**Task description**
Present the following entries again, word for word and in full.

**Data extract**

◇ ◇ ◇ ◇ ◇ ◇ ◇

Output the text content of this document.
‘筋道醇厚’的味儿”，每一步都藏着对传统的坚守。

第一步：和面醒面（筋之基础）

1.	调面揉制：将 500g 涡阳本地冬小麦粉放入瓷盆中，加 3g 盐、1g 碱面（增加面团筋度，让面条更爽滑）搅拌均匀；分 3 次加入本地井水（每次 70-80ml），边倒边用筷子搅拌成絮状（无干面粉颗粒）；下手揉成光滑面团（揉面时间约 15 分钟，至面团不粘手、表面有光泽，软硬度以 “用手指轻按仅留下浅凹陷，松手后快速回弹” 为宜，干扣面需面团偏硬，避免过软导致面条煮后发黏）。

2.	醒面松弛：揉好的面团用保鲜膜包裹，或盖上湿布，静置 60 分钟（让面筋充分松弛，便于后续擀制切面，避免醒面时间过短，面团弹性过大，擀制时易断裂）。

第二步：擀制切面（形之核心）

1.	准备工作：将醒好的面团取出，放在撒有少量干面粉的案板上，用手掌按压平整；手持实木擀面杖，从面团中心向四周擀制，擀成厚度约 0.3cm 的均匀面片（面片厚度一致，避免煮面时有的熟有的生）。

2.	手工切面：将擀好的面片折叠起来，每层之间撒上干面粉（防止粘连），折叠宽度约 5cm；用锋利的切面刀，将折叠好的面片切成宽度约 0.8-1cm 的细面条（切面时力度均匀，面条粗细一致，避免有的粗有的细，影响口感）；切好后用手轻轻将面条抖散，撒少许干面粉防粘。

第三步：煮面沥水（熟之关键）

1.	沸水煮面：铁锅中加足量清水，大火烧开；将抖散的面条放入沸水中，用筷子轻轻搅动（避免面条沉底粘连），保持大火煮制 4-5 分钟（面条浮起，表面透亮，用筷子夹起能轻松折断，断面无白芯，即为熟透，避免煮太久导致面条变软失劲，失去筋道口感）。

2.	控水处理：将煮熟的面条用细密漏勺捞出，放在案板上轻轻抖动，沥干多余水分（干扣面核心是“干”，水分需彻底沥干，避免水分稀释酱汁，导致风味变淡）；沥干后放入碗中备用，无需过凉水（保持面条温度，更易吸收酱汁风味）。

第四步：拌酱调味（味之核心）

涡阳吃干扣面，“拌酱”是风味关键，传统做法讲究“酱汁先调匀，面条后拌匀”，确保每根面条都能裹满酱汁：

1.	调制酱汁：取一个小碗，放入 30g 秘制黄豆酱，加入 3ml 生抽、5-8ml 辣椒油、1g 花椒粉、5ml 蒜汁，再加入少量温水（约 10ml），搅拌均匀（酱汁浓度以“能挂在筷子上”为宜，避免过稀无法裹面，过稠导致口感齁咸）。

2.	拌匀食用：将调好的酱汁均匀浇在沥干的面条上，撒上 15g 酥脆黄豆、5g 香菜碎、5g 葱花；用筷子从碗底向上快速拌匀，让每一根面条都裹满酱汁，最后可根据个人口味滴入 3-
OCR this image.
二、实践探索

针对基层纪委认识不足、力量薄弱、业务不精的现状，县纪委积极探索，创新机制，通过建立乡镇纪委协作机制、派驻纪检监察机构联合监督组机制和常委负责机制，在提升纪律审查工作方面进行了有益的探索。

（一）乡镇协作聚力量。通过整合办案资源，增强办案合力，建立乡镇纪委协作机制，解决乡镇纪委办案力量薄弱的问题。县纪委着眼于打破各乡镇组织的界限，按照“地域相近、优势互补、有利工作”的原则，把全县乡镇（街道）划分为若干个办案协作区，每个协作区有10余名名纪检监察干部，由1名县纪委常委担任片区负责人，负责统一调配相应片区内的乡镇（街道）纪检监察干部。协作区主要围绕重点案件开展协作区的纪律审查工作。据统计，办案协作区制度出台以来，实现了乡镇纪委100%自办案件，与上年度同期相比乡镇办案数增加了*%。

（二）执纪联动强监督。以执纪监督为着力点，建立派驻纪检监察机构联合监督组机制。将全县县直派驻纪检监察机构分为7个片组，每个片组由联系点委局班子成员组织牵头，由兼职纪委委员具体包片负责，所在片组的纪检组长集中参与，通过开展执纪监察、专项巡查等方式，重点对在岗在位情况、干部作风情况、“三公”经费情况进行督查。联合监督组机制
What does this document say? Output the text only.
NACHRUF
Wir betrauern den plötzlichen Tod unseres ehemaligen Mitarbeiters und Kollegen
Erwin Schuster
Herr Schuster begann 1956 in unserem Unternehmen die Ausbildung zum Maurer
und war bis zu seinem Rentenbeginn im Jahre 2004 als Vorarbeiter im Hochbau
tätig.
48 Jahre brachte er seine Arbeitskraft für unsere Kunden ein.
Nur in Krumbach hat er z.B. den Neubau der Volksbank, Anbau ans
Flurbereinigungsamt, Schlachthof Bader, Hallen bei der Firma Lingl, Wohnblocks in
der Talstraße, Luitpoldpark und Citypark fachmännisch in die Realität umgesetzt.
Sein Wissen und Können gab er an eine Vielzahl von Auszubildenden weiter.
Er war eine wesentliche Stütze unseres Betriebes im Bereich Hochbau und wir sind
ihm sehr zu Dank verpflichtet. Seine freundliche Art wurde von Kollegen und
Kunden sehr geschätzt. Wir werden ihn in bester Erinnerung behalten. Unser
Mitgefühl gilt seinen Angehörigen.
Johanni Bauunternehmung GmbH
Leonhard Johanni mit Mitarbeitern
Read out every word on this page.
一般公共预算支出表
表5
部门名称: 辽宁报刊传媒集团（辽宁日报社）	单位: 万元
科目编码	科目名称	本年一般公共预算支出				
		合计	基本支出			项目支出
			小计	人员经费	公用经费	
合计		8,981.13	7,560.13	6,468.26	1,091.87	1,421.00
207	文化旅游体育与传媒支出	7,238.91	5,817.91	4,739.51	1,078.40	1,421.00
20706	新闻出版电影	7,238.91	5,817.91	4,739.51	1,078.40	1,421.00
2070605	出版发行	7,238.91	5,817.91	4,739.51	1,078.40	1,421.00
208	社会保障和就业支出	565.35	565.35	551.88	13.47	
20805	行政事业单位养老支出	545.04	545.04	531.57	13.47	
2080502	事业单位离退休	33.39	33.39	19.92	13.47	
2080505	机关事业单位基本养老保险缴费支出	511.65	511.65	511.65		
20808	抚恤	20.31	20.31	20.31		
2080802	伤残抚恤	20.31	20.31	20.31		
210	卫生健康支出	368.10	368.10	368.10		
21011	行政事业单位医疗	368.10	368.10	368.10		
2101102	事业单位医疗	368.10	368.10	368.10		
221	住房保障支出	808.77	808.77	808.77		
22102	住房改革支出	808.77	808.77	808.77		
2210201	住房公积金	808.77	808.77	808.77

◇ ◇ ◇ ◇ ◇ ◇ ◇

**The result**
Output the text content of this document.
‘筋道醇厚’的味儿”，每一步都藏着对传统的坚守。

第一步：和面醒面（筋之基础）

1.	调面揉制：将 500g 涡阳本地冬小麦粉放入瓷盆中，加 3g 盐、1g 碱面（增加面团筋度，让面条更爽滑）搅拌均匀；分 3 次加入本地井水（每次 70-80ml），边倒边用筷子搅拌成絮状（无干面粉颗粒）；下手揉成光滑面团（揉面时间约 15 分钟，至面团不粘手、表面有光泽，软硬度以 “用手指轻按仅留下浅凹陷，松手后快速回弹” 为宜，干扣面需面团偏硬，避免过软导致面条煮后发黏）。

2.	醒面松弛：揉好的面团用保鲜膜包裹，或盖上湿布，静置 60 分钟（让面筋充分松弛，便于后续擀制切面，避免醒面时间过短，面团弹性过大，擀制时易断裂）。

第二步：擀制切面（形之核心）

1.	准备工作：将醒好的面团取出，放在撒有少量干面粉的案板上，用手掌按压平整；手持实木擀面杖，从面团中心向四周擀制，擀成厚度约 0.3cm 的均匀面片（面片厚度一致，避免煮面时有的熟有的生）。

2.	手工切面：将擀好的面片折叠起来，每层之间撒上干面粉（防止粘连），折叠宽度约 5cm；用锋利的切面刀，将折叠好的面片切成宽度约 0.8-1cm 的细面条（切面时力度均匀，面条粗细一致，避免有的粗有的细，影响口感）；切好后用手轻轻将面条抖散，撒少许干面粉防粘。

第三步：煮面沥水（熟之关键）

1.	沸水煮面：铁锅中加足量清水，大火烧开；将抖散的面条放入沸水中，用筷子轻轻搅动（避免面条沉底粘连），保持大火煮制 4-5 分钟（面条浮起，表面透亮，用筷子夹起能轻松折断，断面无白芯，即为熟透，避免煮太久导致面条变软失劲，失去筋道口感）。

2.	控水处理：将煮熟的面条用细密漏勺捞出，放在案板上轻轻抖动，沥干多余水分（干扣面核心是“干”，水分需彻底沥干，避免水分稀释酱汁，导致风味变淡）；沥干后放入碗中备用，无需过凉水（保持面条温度，更易吸收酱汁风味）。

第四步：拌酱调味（味之核心）

涡阳吃干扣面，“拌酱”是风味关键，传统做法讲究“酱汁先调匀，面条后拌匀”，确保每根面条都能裹满酱汁：

1.	调制酱汁：取一个小碗，放入 30g 秘制黄豆酱，加入 3ml 生抽、5-8ml 辣椒油、1g 花椒粉、5ml 蒜汁，再加入少量温水（约 10ml），搅拌均匀（酱汁浓度以“能挂在筷子上”为宜，避免过稀无法裹面，过稠导致口感齁咸）。

2.	拌匀食用：将调好的酱汁均匀浇在沥干的面条上，撒上 15g 酥脆黄豆、5g 香菜碎、5g 葱花；用筷子从碗底向上快速拌匀，让每一根面条都裹满酱汁，最后可根据个人口味滴入 3-
OCR this image.
二、实践探索

针对基层纪委认识不足、力量薄弱、业务不精的现状，县纪委积极探索，创新机制，通过建立乡镇纪委协作机制、派驻纪检监察机构联合监督组机制和常委负责机制，在提升纪律审查工作方面进行了有益的探索。

（一）乡镇协作聚力量。通过整合办案资源，增强办案合力，建立乡镇纪委协作机制，解决乡镇纪委办案力量薄弱的问题。县纪委着眼于打破各乡镇组织的界限，按照“地域相近、优势互补、有利工作”的原则，把全县乡镇（街道）划分为若干个办案协作区，每个协作区有10余名名纪检监察干部，由1名县纪委常委担任片区负责人，负责统一调配相应片区内的乡镇（街道）纪检监察干部。协作区主要围绕重点案件开展协作区的纪律审查工作。据统计，办案协作区制度出台以来，实现了乡镇纪委100%自办案件，与上年度同期相比乡镇办案数增加了*%。

（二）执纪联动强监督。以执纪监督为着力点，建立派驻纪检监察机构联合监督组机制。将全县县直派驻纪检监察机构分为7个片组，每个片组由联系点委局班子成员组织牵头，由兼职纪委委员具体包片负责，所在片组的纪检组长集中参与，通过开展执纪监察、专项巡查等方式，重点对在岗在位情况、干部作风情况、“三公”经费情况进行督查。联合监督组机制
What does this document say? Output the text only.
NACHRUF
Wir betrauern den plötzlichen Tod unseres ehemaligen Mitarbeiters und Kollegen
Erwin Schuster
Herr Schuster begann 1956 in unserem Unternehmen die Ausbildung zum Maurer
und war bis zu seinem Rentenbeginn im Jahre 2004 als Vorarbeiter im Hochbau
tätig.
48 Jahre brachte er seine Arbeitskraft für unsere Kunden ein.
Nur in Krumbach hat er z.B. den Neubau der Volksbank, Anbau ans
Flurbereinigungsamt, Schlachthof Bader, Hallen bei der Firma Lingl, Wohnblocks in
der Talstraße, Luitpoldpark und Citypark fachmännisch in die Realität umgesetzt.
Sein Wissen und Können gab er an eine Vielzahl von Auszubildenden weiter.
Er war eine wesentliche Stütze unseres Betriebes im Bereich Hochbau und wir sind
ihm sehr zu Dank verpflichtet. Seine freundliche Art wurde von Kollegen und
Kunden sehr geschätzt. Wir werden ihn in bester Erinnerung behalten. Unser
Mitgefühl gilt seinen Angehörigen.
Johanni Bauunternehmung GmbH
Leonhard Johanni mit Mitarbeitern
Read out every word on this page.
一般公共预算支出表
表5
部门名称: 辽宁报刊传媒集团（辽宁日报社）	单位: 万元
科目编码	科目名称	本年一般公共预算支出				
		合计	基本支出			项目支出
			小计	人员经费	公用经费	
合计		8,981.13	7,560.13	6,468.26	1,091.87	1,421.00
207	文化旅游体育与传媒支出	7,238.91	5,817.91	4,739.51	1,078.40	1,421.00
20706	新闻出版电影	7,238.91	5,817.91	4,739.51	1,078.40	1,421.00
2070605	出版发行	7,238.91	5,817.91	4,739.51	1,078.40	1,421.00
208	社会保障和就业支出	565.35	565.35	551.88	13.47	
20805	行政事业单位养老支出	545.04	545.04	531.57	13.47	
2080502	事业单位离退休	33.39	33.39	19.92	13.47	
2080505	机关事业单位基本养老保险缴费支出	511.65	511.65	511.65		
20808	抚恤	20.31	20.31	20.31		
2080802	伤残抚恤	20.31	20.31	20.31		
210	卫生健康支出	368.10	368.10	368.10		
21011	行政事业单位医疗	368.10	368.10	368.10		
2101102	事业单位医疗	368.10	368.10	368.10		
221	住房保障支出	808.77	808.77	808.77		
22102	住房改革支出	808.77	808.77	808.77		
2210201	住房公积金	808.77	808.77	808.77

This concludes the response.